WRITTEN REQUEST: Report, as a bare number, how many lines contain the string "JSON".

DATA:
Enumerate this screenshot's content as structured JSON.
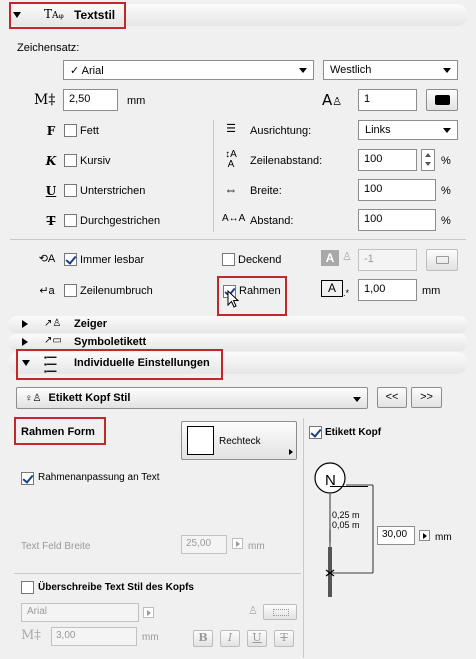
{
  "textstil": {
    "title": "Textstil",
    "zeichensatz_label": "Zeichensatz:",
    "font_check": "✓",
    "font_value": "Arial",
    "script_value": "Westlich",
    "size_value": "2,50",
    "size_unit": "mm",
    "pen_value": "1",
    "fett": "Fett",
    "kursiv": "Kursiv",
    "unterstrichen": "Unterstrichen",
    "durchgestrichen": "Durchgestrichen",
    "ausrichtung_label": "Ausrichtung:",
    "ausrichtung_value": "Links",
    "zeilenabstand_label": "Zeilenabstand:",
    "zeilenabstand_value": "100",
    "breite_label": "Breite:",
    "breite_value": "100",
    "abstand_label": "Abstand:",
    "abstand_value": "100",
    "percent": "%",
    "immer_lesbar": "Immer lesbar",
    "deckend": "Deckend",
    "deckend_pen": "-1",
    "zeilenumbruch": "Zeilenumbruch",
    "rahmen": "Rahmen",
    "rahmen_offset": "1,00",
    "rahmen_unit": "mm"
  },
  "zeiger": {
    "title": "Zeiger"
  },
  "symboletikett": {
    "title": "Symboletikett"
  },
  "individuelle": {
    "title": "Individuelle Einstellungen",
    "style_value": "Etikett Kopf Stil",
    "prev": "<<",
    "next": ">>",
    "rahmen_form": "Rahmen Form",
    "shape_label": "Rechteck",
    "anpassung": "Rahmenanpassung an Text",
    "feld_breite_label": "Text Feld Breite",
    "feld_breite_value": "25,00",
    "unit": "mm",
    "etikett_kopf": "Etikett Kopf",
    "head_letter": "N",
    "dim1": "0,25 m",
    "dim2": "0,05 m",
    "head_width": "30,00",
    "ueberschreibe": "Überschreibe Text Stil des Kopfs",
    "font2": "Arial",
    "size2": "3,00",
    "b": "B",
    "i": "I",
    "u": "U",
    "t": "T"
  }
}
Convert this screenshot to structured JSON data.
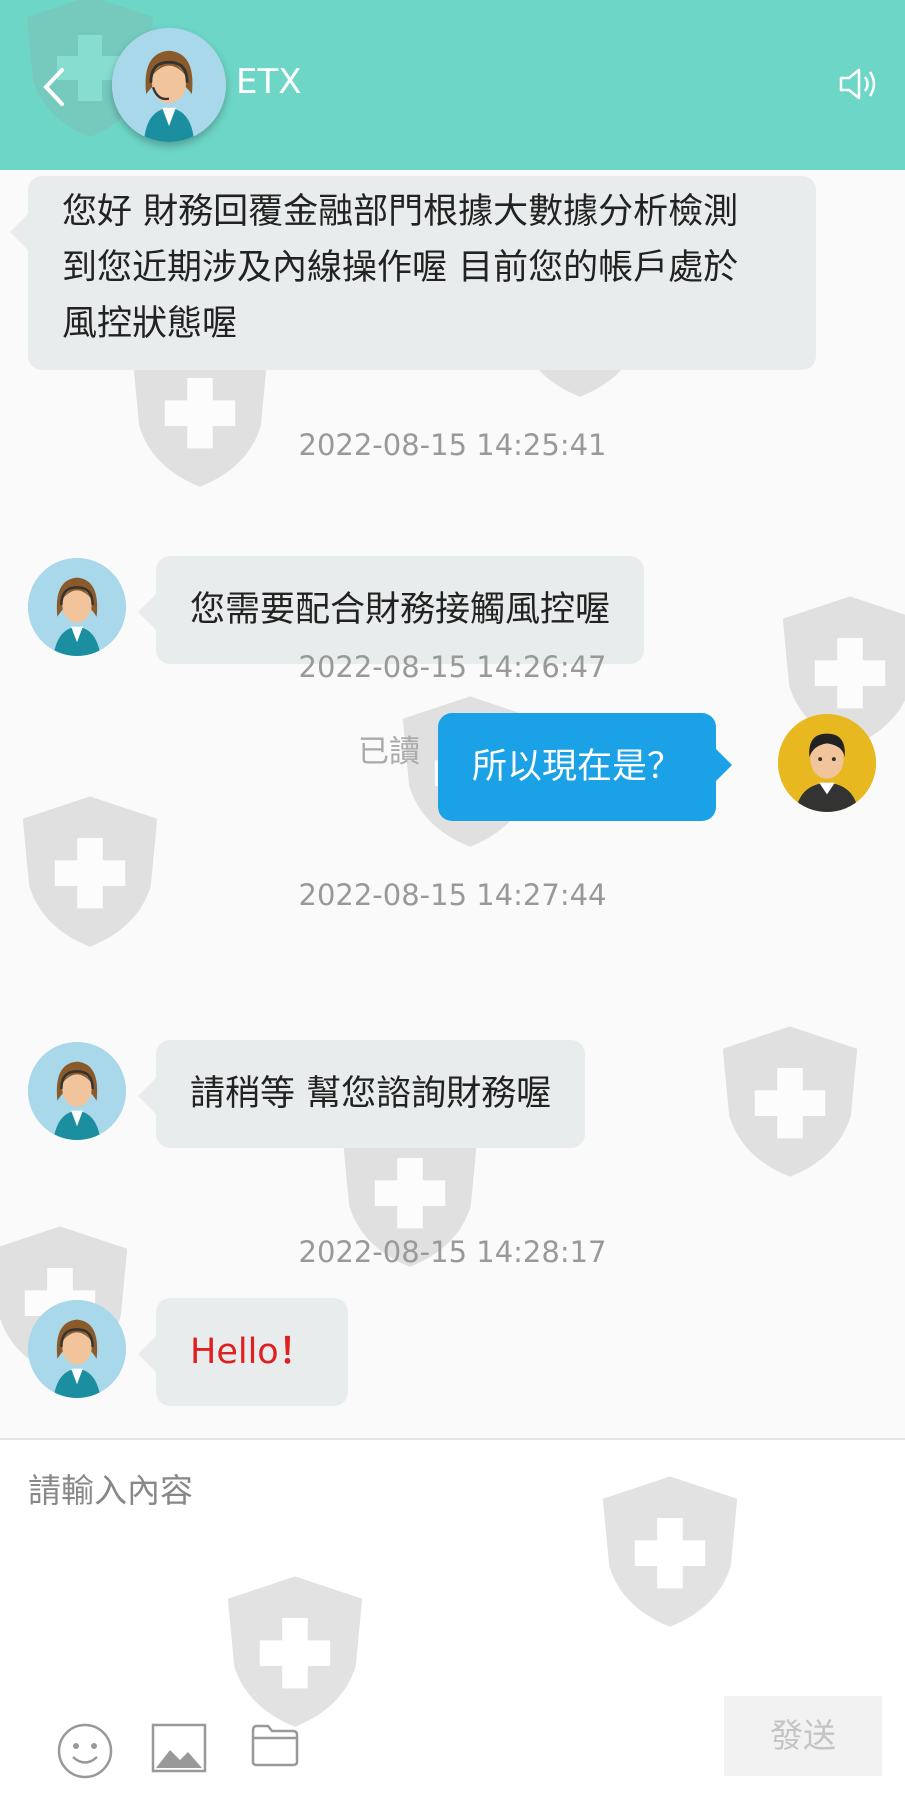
{
  "header": {
    "title": "ETX"
  },
  "messages": [
    {
      "text": "您好 財務回覆金融部門根據大數據分析檢測到您近期涉及內線操作喔 目前您的帳戶處於風控狀態喔"
    },
    {
      "timestamp": "2022-08-15 14:25:41",
      "text": "您需要配合財務接觸風控喔"
    },
    {
      "timestamp": "2022-08-15 14:26:47",
      "text": "所以現在是？",
      "status": "已讀"
    },
    {
      "timestamp": "2022-08-15 14:27:44",
      "text": "請稍等 幫您諮詢財務喔"
    },
    {
      "timestamp": "2022-08-15 14:28:17",
      "text": "Hello",
      "suffix": "！"
    }
  ],
  "composer": {
    "placeholder": "請輸入內容",
    "send_label": "發送"
  },
  "colors": {
    "header": "#6dd6c6",
    "outgoing_bubble": "#1ba1e6",
    "incoming_bubble": "#e8ecec",
    "hello_text": "#e02020"
  }
}
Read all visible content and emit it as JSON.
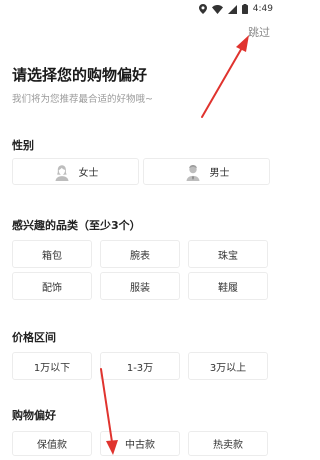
{
  "status_bar": {
    "time": "4:49"
  },
  "header": {
    "skip_label": "跳过",
    "title": "请选择您的购物偏好",
    "subtitle": "我们将为您推荐最合适的好物哦~"
  },
  "gender": {
    "title": "性别",
    "options": [
      {
        "label": "女士",
        "icon": "female-avatar-icon"
      },
      {
        "label": "男士",
        "icon": "male-avatar-icon"
      }
    ]
  },
  "categories": {
    "title": "感兴趣的品类（至少3个）",
    "options": [
      "箱包",
      "腕表",
      "珠宝",
      "配饰",
      "服装",
      "鞋履"
    ]
  },
  "price": {
    "title": "价格区间",
    "options": [
      "1万以下",
      "1-3万",
      "3万以上"
    ]
  },
  "preference": {
    "title": "购物偏好",
    "options": [
      "保值款",
      "中古款",
      "热卖款"
    ]
  },
  "colors": {
    "annotation_arrow": "#e0332e"
  }
}
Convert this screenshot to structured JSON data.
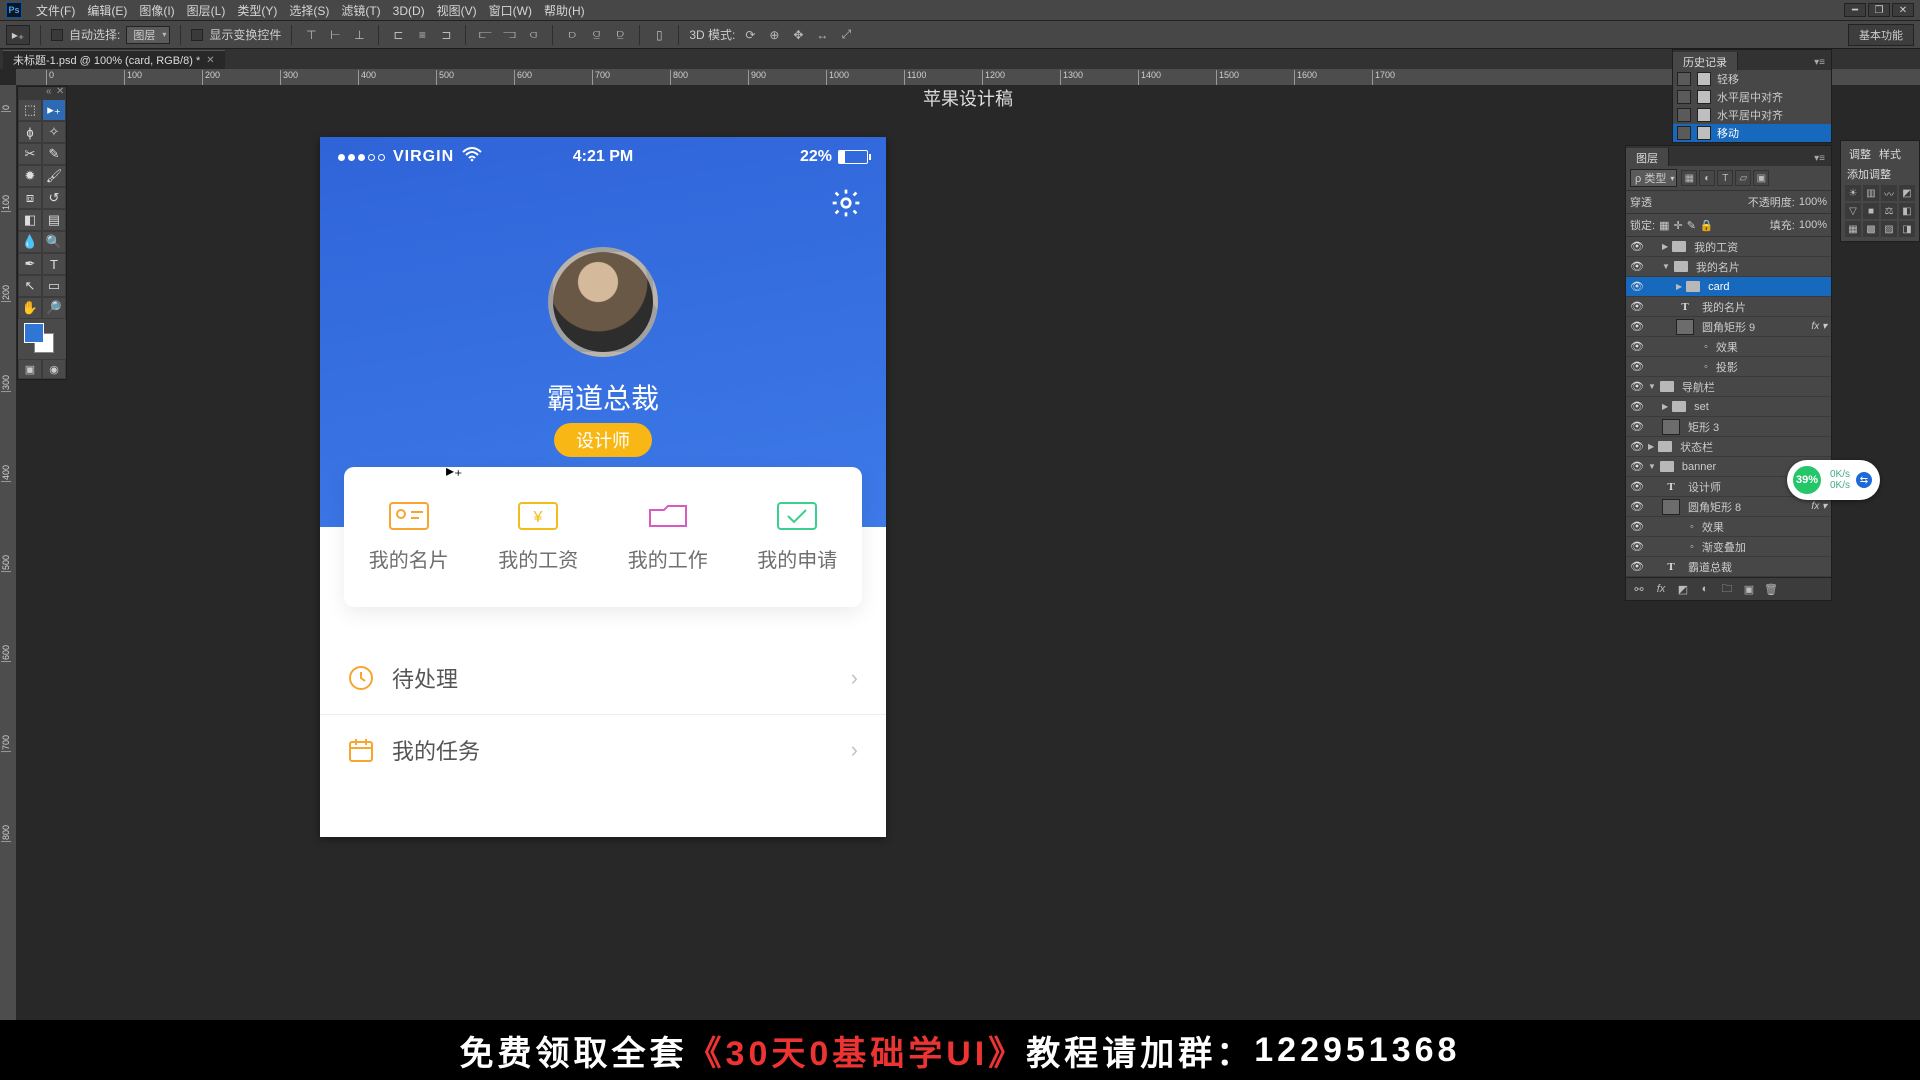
{
  "menu": [
    "文件(F)",
    "编辑(E)",
    "图像(I)",
    "图层(L)",
    "类型(Y)",
    "选择(S)",
    "滤镜(T)",
    "3D(D)",
    "视图(V)",
    "窗口(W)",
    "帮助(H)"
  ],
  "opt": {
    "autoSelectLabel": "自动选择:",
    "autoSelectTarget": "图层",
    "showTransform": "显示变换控件",
    "mode3d": "3D 模式:",
    "rightPill": "基本功能"
  },
  "doc": {
    "title": "未标题-1.psd @ 100% (card, RGB/8) *"
  },
  "rulerH": [
    0,
    100,
    200,
    300,
    400,
    500,
    600,
    700,
    800,
    900,
    1000,
    1100,
    1200,
    1300,
    1400,
    1500,
    1600,
    1700
  ],
  "rulerV": [
    0,
    100,
    200,
    300,
    400,
    500,
    600,
    700,
    800
  ],
  "design": {
    "title": "苹果设计稿",
    "statusbar": {
      "carrier": "VIRGIN",
      "time": "4:21 PM",
      "battery": "22%"
    },
    "username": "霸道总裁",
    "role": "设计师",
    "cards": [
      "我的名片",
      "我的工资",
      "我的工作",
      "我的申请"
    ],
    "list": [
      "待处理",
      "我的任务"
    ]
  },
  "historyPanel": {
    "tab": "历史记录",
    "items": [
      "轻移",
      "水平居中对齐",
      "水平居中对齐",
      "移动"
    ],
    "selectedIndex": 3
  },
  "adjust": {
    "tab1": "调整",
    "tab2": "样式",
    "title": "添加调整"
  },
  "layers": {
    "tab": "图层",
    "kind": "ρ 类型",
    "blend": "穿透",
    "opacityLabel": "不透明度:",
    "opacity": "100%",
    "lockLabel": "锁定:",
    "fillLabel": "填充:",
    "fill": "100%",
    "rows": [
      {
        "type": "folder",
        "label": "我的工资",
        "indent": 1,
        "tw": "▶"
      },
      {
        "type": "folder",
        "label": "我的名片",
        "indent": 1,
        "tw": "▼"
      },
      {
        "type": "folder",
        "label": "card",
        "indent": 2,
        "tw": "▶",
        "sel": true
      },
      {
        "type": "T",
        "label": "我的名片",
        "indent": 2
      },
      {
        "type": "thumb",
        "label": "圆角矩形 9",
        "indent": 2,
        "fx": true
      },
      {
        "type": "fx",
        "label": "效果",
        "indent": 3
      },
      {
        "type": "fx",
        "label": "投影",
        "indent": 3
      },
      {
        "type": "folder",
        "label": "导航栏",
        "indent": 0,
        "tw": "▼"
      },
      {
        "type": "folder",
        "label": "set",
        "indent": 1,
        "tw": "▶"
      },
      {
        "type": "thumb",
        "label": "矩形 3",
        "indent": 1
      },
      {
        "type": "folder",
        "label": "状态栏",
        "indent": 0,
        "tw": "▶"
      },
      {
        "type": "folder",
        "label": "banner",
        "indent": 0,
        "tw": "▼"
      },
      {
        "type": "T",
        "label": "设计师",
        "indent": 1
      },
      {
        "type": "thumb",
        "label": "圆角矩形 8",
        "indent": 1,
        "fx": true
      },
      {
        "type": "fx",
        "label": "效果",
        "indent": 2
      },
      {
        "type": "fx",
        "label": "渐变叠加",
        "indent": 2
      },
      {
        "type": "T",
        "label": "霸道总裁",
        "indent": 1
      }
    ]
  },
  "net": {
    "pct": "39%",
    "up": "0K/s",
    "down": "0K/s"
  },
  "promo": {
    "a": "免费领取全套",
    "b": "《30天0基础学UI》",
    "c": "教程请加群：",
    "d": "122951368"
  }
}
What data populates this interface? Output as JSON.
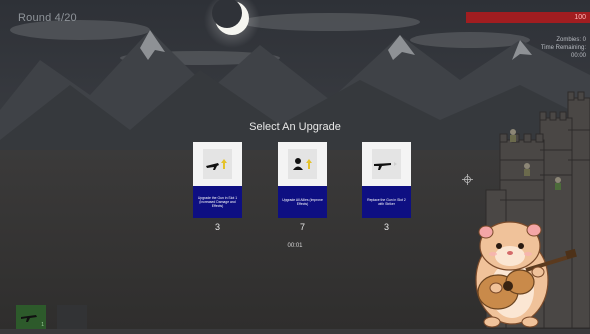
{
  "hud": {
    "title": "Round 4/20",
    "health": "100",
    "stats": [
      "Zombies: 0",
      "Time Remaining:",
      "00:00"
    ]
  },
  "upgrade_screen": {
    "heading": "Select An Upgrade",
    "cards": [
      {
        "icon": "rifle-up-icon",
        "description": "Upgrade the Gun in Slot 1 (Increased Damage and Effects)",
        "cost": "3"
      },
      {
        "icon": "ally-up-icon",
        "description": "Upgrade All Allies (Improve Effects)",
        "cost": "7"
      },
      {
        "icon": "shotgun-swap-icon",
        "description": "Replace the Gun in Slot 2 with Striker",
        "cost": "3"
      }
    ],
    "timer": "00:01"
  },
  "weapon_slots": [
    {
      "icon": "rifle-icon",
      "label": "1"
    },
    {
      "icon": "empty-slot-icon",
      "label": ""
    }
  ],
  "colors": {
    "card_desc_bg": "#0e0f82",
    "hp_bar": "#a11d20",
    "arrow": "#e4c22a",
    "slot_active": "#2d5a2b"
  }
}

THE RESULT: 5